Aim of the exercise – Count every line of the material that holds the string "other". Respond with the total only.

Data for the task –
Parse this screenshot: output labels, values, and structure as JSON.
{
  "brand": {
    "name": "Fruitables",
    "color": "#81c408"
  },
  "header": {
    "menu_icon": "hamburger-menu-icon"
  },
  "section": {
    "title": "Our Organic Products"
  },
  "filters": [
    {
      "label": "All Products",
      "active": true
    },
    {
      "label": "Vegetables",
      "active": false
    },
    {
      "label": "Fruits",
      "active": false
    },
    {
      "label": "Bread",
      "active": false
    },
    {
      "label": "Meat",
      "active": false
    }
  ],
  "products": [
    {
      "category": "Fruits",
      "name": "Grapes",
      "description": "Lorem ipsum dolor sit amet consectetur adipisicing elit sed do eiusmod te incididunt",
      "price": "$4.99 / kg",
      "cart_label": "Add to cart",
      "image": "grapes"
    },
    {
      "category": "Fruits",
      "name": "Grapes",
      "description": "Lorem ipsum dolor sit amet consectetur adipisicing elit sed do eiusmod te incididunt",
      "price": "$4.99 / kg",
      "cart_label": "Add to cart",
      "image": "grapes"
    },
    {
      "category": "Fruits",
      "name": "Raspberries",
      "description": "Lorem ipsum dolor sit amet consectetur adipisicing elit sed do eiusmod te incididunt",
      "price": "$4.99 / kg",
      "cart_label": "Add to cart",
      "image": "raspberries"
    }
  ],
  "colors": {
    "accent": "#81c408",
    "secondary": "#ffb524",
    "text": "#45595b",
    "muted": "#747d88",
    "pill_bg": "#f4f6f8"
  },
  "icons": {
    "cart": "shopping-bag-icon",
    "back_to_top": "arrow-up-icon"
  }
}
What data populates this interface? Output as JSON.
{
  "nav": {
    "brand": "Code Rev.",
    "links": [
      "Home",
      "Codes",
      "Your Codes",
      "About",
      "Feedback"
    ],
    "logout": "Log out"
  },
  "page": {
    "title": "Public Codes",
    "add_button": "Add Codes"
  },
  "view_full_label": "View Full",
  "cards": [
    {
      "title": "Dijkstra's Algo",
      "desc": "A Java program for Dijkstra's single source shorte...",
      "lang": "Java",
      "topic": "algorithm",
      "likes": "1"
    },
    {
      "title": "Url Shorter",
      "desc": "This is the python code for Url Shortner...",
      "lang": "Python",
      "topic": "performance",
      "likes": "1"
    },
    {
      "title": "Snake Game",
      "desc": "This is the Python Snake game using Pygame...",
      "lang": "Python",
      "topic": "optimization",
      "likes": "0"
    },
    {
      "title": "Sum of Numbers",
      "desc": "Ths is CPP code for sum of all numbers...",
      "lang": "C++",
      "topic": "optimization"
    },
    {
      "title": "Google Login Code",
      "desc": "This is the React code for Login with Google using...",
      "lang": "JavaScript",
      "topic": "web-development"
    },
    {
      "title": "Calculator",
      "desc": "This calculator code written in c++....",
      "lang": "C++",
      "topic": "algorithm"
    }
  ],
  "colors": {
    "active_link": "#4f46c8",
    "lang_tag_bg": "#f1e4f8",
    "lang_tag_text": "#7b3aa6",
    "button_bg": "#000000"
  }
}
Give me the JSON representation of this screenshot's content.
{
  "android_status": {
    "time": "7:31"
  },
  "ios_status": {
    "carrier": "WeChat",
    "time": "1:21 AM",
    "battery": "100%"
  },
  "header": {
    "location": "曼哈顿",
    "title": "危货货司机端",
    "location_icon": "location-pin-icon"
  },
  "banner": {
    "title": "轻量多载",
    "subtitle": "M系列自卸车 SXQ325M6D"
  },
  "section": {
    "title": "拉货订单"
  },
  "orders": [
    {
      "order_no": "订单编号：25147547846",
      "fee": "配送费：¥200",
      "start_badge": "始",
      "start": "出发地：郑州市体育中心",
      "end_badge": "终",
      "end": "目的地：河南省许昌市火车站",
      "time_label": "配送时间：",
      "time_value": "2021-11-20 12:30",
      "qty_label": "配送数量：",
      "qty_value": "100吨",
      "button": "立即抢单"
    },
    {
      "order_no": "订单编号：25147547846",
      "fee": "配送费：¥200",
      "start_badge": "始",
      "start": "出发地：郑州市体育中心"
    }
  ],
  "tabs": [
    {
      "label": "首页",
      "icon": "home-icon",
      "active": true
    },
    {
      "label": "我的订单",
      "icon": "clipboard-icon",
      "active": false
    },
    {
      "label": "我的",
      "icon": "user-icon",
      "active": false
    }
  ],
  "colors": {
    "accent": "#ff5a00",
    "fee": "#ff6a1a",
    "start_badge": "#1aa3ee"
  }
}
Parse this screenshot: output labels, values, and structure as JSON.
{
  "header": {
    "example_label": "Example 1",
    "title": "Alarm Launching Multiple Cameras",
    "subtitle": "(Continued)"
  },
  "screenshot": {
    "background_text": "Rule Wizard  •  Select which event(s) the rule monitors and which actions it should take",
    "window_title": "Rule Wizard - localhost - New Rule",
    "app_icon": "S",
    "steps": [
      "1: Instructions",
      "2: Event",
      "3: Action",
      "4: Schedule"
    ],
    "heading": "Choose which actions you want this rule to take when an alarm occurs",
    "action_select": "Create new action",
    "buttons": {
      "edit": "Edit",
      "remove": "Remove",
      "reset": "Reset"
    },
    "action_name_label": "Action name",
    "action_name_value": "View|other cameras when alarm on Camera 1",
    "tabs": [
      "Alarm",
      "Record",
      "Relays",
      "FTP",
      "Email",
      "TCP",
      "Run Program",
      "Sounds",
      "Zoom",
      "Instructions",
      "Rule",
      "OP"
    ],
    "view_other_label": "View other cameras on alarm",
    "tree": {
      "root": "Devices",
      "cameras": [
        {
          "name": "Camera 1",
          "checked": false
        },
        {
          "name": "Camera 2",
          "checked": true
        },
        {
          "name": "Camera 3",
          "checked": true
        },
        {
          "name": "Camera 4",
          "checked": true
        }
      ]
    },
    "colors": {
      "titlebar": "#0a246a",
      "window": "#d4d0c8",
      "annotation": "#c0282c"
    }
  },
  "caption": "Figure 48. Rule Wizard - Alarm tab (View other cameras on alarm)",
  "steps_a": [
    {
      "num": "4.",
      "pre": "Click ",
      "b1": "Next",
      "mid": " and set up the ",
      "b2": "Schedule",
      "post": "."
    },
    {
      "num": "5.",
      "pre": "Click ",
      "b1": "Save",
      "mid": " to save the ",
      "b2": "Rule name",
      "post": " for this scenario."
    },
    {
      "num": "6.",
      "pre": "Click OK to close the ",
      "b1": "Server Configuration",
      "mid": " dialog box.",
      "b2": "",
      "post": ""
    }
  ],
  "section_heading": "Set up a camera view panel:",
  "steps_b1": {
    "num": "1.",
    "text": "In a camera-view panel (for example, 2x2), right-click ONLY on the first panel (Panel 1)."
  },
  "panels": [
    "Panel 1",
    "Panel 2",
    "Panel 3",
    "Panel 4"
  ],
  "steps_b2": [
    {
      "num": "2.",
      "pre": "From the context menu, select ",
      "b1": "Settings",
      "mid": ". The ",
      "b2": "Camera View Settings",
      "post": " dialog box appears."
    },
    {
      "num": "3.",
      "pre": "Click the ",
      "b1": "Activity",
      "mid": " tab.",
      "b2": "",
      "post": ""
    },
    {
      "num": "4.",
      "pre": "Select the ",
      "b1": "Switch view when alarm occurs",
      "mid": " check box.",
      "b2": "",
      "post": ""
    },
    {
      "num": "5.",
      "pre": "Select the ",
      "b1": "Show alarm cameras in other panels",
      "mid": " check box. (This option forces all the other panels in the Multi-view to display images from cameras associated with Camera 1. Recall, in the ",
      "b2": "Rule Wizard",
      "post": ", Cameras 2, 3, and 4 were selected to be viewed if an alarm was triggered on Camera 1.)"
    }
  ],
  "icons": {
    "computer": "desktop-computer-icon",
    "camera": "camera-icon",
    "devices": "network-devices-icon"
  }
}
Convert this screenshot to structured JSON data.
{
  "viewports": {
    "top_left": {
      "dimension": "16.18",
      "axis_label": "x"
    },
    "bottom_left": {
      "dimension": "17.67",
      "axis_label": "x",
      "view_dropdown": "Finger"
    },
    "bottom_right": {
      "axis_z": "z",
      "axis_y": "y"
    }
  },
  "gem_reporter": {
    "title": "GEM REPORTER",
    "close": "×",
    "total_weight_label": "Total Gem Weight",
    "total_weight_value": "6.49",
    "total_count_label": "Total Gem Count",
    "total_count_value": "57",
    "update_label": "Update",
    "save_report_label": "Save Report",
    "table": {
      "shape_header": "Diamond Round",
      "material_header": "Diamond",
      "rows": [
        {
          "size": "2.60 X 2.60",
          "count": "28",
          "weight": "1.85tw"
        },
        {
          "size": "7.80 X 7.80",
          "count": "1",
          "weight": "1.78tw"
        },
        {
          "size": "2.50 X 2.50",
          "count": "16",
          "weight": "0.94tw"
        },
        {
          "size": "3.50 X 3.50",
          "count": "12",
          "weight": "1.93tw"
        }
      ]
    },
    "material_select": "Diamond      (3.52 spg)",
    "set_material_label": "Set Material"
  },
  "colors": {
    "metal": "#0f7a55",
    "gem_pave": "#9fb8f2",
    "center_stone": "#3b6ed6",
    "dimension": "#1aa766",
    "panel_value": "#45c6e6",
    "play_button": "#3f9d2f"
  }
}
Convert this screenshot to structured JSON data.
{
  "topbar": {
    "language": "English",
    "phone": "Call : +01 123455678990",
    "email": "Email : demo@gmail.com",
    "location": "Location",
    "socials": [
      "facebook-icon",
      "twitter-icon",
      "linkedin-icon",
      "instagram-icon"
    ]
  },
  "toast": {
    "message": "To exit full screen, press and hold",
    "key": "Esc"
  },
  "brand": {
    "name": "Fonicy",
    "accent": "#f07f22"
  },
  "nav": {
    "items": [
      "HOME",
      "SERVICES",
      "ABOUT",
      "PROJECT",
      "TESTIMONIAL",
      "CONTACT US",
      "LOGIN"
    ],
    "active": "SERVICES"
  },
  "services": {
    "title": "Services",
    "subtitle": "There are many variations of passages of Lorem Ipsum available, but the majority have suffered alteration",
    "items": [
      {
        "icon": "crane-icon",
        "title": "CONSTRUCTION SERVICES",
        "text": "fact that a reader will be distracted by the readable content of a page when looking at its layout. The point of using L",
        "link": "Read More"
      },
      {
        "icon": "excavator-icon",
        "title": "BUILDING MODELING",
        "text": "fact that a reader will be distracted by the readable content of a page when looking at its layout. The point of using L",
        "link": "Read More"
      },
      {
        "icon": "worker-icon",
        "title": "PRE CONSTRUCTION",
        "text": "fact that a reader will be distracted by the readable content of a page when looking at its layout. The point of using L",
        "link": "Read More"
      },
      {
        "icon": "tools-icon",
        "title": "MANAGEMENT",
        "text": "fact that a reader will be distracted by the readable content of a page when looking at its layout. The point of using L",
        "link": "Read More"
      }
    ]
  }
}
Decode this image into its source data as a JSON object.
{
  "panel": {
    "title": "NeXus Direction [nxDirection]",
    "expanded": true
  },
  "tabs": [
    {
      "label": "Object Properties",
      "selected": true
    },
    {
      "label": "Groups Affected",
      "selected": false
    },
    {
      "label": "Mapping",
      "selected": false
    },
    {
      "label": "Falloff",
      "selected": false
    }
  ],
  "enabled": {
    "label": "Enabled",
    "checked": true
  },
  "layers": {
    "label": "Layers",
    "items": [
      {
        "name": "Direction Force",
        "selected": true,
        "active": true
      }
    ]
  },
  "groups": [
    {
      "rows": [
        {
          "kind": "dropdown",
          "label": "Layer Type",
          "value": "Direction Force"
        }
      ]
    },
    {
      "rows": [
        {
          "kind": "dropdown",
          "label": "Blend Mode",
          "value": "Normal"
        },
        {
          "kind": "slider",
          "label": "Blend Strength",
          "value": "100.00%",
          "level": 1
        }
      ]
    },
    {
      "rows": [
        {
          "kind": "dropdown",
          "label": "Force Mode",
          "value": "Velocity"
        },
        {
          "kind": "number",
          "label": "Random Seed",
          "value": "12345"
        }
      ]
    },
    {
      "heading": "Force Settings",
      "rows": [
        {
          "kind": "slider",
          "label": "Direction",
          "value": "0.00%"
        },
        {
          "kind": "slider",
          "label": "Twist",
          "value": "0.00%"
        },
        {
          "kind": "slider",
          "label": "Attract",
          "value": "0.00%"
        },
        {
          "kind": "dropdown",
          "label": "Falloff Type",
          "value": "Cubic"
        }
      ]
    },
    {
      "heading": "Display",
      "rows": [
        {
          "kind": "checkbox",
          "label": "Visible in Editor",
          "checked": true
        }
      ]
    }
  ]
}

The result – 5